(PROBLEM DESCRIPTION)
Below is a block of data; give all of it again word for word.

(Figure collection entries)
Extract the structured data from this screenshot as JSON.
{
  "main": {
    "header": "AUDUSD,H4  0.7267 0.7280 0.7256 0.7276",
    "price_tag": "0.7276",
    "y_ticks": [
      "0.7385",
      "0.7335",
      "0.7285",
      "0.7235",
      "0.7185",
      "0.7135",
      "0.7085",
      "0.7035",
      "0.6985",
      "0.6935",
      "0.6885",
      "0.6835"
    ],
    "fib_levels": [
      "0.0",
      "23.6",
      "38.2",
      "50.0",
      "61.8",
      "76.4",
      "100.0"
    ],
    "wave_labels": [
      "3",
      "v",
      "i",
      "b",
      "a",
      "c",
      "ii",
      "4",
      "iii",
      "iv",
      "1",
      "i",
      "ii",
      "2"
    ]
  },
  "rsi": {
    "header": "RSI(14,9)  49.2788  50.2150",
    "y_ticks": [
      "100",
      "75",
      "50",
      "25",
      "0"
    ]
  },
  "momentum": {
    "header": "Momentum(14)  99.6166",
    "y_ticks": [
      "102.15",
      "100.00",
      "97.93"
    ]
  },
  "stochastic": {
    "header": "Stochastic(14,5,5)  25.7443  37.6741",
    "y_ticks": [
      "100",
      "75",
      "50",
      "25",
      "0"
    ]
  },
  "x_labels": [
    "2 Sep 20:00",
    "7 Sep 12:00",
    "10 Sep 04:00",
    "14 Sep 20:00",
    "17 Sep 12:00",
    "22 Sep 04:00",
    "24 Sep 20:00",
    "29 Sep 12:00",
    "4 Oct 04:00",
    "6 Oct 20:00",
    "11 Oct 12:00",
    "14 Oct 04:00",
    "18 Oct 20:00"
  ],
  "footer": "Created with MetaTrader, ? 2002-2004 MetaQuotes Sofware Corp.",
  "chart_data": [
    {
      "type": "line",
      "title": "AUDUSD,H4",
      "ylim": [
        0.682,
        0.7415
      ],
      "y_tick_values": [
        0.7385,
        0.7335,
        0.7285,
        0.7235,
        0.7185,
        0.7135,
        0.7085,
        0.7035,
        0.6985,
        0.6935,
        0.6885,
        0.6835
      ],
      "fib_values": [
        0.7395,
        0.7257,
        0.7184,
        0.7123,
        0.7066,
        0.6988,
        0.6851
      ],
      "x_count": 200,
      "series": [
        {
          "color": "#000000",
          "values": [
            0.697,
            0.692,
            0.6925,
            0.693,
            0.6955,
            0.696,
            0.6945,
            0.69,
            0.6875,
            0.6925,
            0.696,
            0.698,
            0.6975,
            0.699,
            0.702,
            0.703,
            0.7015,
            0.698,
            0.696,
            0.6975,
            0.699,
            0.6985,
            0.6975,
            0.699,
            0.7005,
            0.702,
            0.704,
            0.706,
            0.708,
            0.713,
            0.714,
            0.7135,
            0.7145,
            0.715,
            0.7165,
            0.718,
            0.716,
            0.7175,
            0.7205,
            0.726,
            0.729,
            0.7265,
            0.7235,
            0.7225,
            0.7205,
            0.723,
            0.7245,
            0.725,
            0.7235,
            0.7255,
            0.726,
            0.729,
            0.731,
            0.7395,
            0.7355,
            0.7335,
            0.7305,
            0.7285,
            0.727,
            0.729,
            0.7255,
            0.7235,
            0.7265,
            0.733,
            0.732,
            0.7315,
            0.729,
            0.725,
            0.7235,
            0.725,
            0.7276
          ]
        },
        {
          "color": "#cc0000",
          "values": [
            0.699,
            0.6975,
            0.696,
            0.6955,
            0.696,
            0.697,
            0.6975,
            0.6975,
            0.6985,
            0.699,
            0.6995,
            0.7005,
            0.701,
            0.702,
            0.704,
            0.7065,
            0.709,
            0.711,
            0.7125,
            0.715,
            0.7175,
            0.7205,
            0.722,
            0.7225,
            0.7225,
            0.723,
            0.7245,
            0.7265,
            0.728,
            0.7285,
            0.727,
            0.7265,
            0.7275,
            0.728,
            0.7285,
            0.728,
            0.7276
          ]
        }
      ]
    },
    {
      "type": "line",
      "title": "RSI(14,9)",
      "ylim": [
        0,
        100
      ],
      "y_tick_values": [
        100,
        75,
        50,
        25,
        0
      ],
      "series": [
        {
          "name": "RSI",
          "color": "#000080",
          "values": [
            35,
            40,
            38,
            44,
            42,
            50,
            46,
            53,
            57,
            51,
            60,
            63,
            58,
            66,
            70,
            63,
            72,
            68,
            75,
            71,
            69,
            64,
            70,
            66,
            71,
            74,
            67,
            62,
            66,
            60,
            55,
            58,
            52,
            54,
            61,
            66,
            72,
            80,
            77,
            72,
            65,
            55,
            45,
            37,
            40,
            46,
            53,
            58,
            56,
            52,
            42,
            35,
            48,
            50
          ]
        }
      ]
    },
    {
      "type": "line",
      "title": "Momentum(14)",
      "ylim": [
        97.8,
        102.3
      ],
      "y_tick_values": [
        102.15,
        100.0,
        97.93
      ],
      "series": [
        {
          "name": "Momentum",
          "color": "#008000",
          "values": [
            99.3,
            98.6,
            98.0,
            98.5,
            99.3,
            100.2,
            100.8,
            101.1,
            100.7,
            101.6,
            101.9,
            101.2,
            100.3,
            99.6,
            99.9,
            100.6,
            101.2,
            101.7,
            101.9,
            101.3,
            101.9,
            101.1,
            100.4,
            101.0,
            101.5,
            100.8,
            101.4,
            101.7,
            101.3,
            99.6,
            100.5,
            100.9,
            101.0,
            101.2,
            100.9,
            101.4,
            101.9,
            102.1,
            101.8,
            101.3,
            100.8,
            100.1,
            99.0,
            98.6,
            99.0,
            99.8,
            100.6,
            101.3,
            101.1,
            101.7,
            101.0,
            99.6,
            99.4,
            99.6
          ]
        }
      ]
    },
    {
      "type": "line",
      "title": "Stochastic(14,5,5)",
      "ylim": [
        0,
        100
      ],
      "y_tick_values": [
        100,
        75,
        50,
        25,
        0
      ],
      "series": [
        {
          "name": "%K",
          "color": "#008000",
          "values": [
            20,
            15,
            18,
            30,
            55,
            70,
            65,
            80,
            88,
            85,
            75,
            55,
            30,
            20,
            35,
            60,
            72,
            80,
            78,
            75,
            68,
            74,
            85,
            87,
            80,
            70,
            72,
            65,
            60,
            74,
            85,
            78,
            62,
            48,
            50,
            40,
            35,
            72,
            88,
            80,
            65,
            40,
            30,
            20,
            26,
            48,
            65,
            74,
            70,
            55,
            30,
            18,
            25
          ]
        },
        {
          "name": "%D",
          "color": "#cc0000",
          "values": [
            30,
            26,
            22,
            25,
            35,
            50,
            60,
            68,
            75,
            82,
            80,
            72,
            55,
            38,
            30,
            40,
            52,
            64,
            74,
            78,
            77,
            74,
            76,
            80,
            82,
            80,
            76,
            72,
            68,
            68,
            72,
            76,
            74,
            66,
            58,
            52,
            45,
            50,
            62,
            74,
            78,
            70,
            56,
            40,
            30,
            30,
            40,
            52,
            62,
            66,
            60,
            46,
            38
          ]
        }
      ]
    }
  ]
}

(RESPONSE TO THIS TASK)
Extract the structured data from this screenshot as JSON.
{
  "main": {
    "header": "AUDUSD,H4  0.7267 0.7280 0.7256 0.7276",
    "price_tag": "0.7276",
    "y_ticks": [
      "0.7385",
      "0.7335",
      "0.7285",
      "0.7235",
      "0.7185",
      "0.7135",
      "0.7085",
      "0.7035",
      "0.6985",
      "0.6935",
      "0.6885",
      "0.6835"
    ],
    "fib_levels": [
      "0.0",
      "23.6",
      "38.2",
      "50.0",
      "61.8",
      "76.4",
      "100.0"
    ],
    "wave_labels": [
      "3",
      "v",
      "i",
      "b",
      "a",
      "c",
      "ii",
      "4",
      "iii",
      "iv",
      "1",
      "i",
      "ii",
      "2"
    ]
  },
  "rsi": {
    "header": "RSI(14,9)  49.2788  50.2150",
    "y_ticks": [
      "100",
      "75",
      "50",
      "25",
      "0"
    ]
  },
  "momentum": {
    "header": "Momentum(14)  99.6166",
    "y_ticks": [
      "102.15",
      "100.00",
      "97.93"
    ]
  },
  "stochastic": {
    "header": "Stochastic(14,5,5)  25.7443  37.6741",
    "y_ticks": [
      "100",
      "75",
      "50",
      "25",
      "0"
    ]
  },
  "x_labels": [
    "2 Sep 20:00",
    "7 Sep 12:00",
    "10 Sep 04:00",
    "14 Sep 20:00",
    "17 Sep 12:00",
    "22 Sep 04:00",
    "24 Sep 20:00",
    "29 Sep 12:00",
    "4 Oct 04:00",
    "6 Oct 20:00",
    "11 Oct 12:00",
    "14 Oct 04:00",
    "18 Oct 20:00"
  ],
  "footer": "Created with MetaTrader, ? 2002-2004 MetaQuotes Sofware Corp.",
  "chart_data": [
    {
      "type": "line",
      "title": "AUDUSD,H4",
      "ylim": [
        0.682,
        0.7415
      ],
      "y_tick_values": [
        0.7385,
        0.7335,
        0.7285,
        0.7235,
        0.7185,
        0.7135,
        0.7085,
        0.7035,
        0.6985,
        0.6935,
        0.6885,
        0.6835
      ],
      "fib_values": [
        0.7395,
        0.7257,
        0.7184,
        0.7123,
        0.7066,
        0.6988,
        0.6851
      ],
      "x_count": 200,
      "series": [
        {
          "color": "#000000",
          "values": [
            0.697,
            0.692,
            0.6925,
            0.693,
            0.6955,
            0.696,
            0.6945,
            0.69,
            0.6875,
            0.6925,
            0.696,
            0.698,
            0.6975,
            0.699,
            0.702,
            0.703,
            0.7015,
            0.698,
            0.696,
            0.6975,
            0.699,
            0.6985,
            0.6975,
            0.699,
            0.7005,
            0.702,
            0.704,
            0.706,
            0.708,
            0.713,
            0.714,
            0.7135,
            0.7145,
            0.715,
            0.7165,
            0.718,
            0.716,
            0.7175,
            0.7205,
            0.726,
            0.729,
            0.7265,
            0.7235,
            0.7225,
            0.7205,
            0.723,
            0.7245,
            0.725,
            0.7235,
            0.7255,
            0.726,
            0.729,
            0.731,
            0.7395,
            0.7355,
            0.7335,
            0.7305,
            0.7285,
            0.727,
            0.729,
            0.7255,
            0.7235,
            0.7265,
            0.733,
            0.732,
            0.7315,
            0.729,
            0.725,
            0.7235,
            0.725,
            0.7276
          ]
        },
        {
          "color": "#cc0000",
          "values": [
            0.699,
            0.6975,
            0.696,
            0.6955,
            0.696,
            0.697,
            0.6975,
            0.6975,
            0.6985,
            0.699,
            0.6995,
            0.7005,
            0.701,
            0.702,
            0.704,
            0.7065,
            0.709,
            0.711,
            0.7125,
            0.715,
            0.7175,
            0.7205,
            0.722,
            0.7225,
            0.7225,
            0.723,
            0.7245,
            0.7265,
            0.728,
            0.7285,
            0.727,
            0.7265,
            0.7275,
            0.728,
            0.7285,
            0.728,
            0.7276
          ]
        }
      ]
    },
    {
      "type": "line",
      "title": "RSI(14,9)",
      "ylim": [
        0,
        100
      ],
      "y_tick_values": [
        100,
        75,
        50,
        25,
        0
      ],
      "series": [
        {
          "name": "RSI",
          "color": "#000080",
          "values": [
            35,
            40,
            38,
            44,
            42,
            50,
            46,
            53,
            57,
            51,
            60,
            63,
            58,
            66,
            70,
            63,
            72,
            68,
            75,
            71,
            69,
            64,
            70,
            66,
            71,
            74,
            67,
            62,
            66,
            60,
            55,
            58,
            52,
            54,
            61,
            66,
            72,
            80,
            77,
            72,
            65,
            55,
            45,
            37,
            40,
            46,
            53,
            58,
            56,
            52,
            42,
            35,
            48,
            50
          ]
        }
      ]
    },
    {
      "type": "line",
      "title": "Momentum(14)",
      "ylim": [
        97.8,
        102.3
      ],
      "y_tick_values": [
        102.15,
        100.0,
        97.93
      ],
      "series": [
        {
          "name": "Momentum",
          "color": "#008000",
          "values": [
            99.3,
            98.6,
            98.0,
            98.5,
            99.3,
            100.2,
            100.8,
            101.1,
            100.7,
            101.6,
            101.9,
            101.2,
            100.3,
            99.6,
            99.9,
            100.6,
            101.2,
            101.7,
            101.9,
            101.3,
            101.9,
            101.1,
            100.4,
            101.0,
            101.5,
            100.8,
            101.4,
            101.7,
            101.3,
            99.6,
            100.5,
            100.9,
            101.0,
            101.2,
            100.9,
            101.4,
            101.9,
            102.1,
            101.8,
            101.3,
            100.8,
            100.1,
            99.0,
            98.6,
            99.0,
            99.8,
            100.6,
            101.3,
            101.1,
            101.7,
            101.0,
            99.6,
            99.4,
            99.6
          ]
        }
      ]
    },
    {
      "type": "line",
      "title": "Stochastic(14,5,5)",
      "ylim": [
        0,
        100
      ],
      "y_tick_values": [
        100,
        75,
        50,
        25,
        0
      ],
      "series": [
        {
          "name": "%K",
          "color": "#008000",
          "values": [
            20,
            15,
            18,
            30,
            55,
            70,
            65,
            80,
            88,
            85,
            75,
            55,
            30,
            20,
            35,
            60,
            72,
            80,
            78,
            75,
            68,
            74,
            85,
            87,
            80,
            70,
            72,
            65,
            60,
            74,
            85,
            78,
            62,
            48,
            50,
            40,
            35,
            72,
            88,
            80,
            65,
            40,
            30,
            20,
            26,
            48,
            65,
            74,
            70,
            55,
            30,
            18,
            25
          ]
        },
        {
          "name": "%D",
          "color": "#cc0000",
          "values": [
            30,
            26,
            22,
            25,
            35,
            50,
            60,
            68,
            75,
            82,
            80,
            72,
            55,
            38,
            30,
            40,
            52,
            64,
            74,
            78,
            77,
            74,
            76,
            80,
            82,
            80,
            76,
            72,
            68,
            68,
            72,
            76,
            74,
            66,
            58,
            52,
            45,
            50,
            62,
            74,
            78,
            70,
            56,
            40,
            30,
            30,
            40,
            52,
            62,
            66,
            60,
            46,
            38
          ]
        }
      ]
    }
  ]
}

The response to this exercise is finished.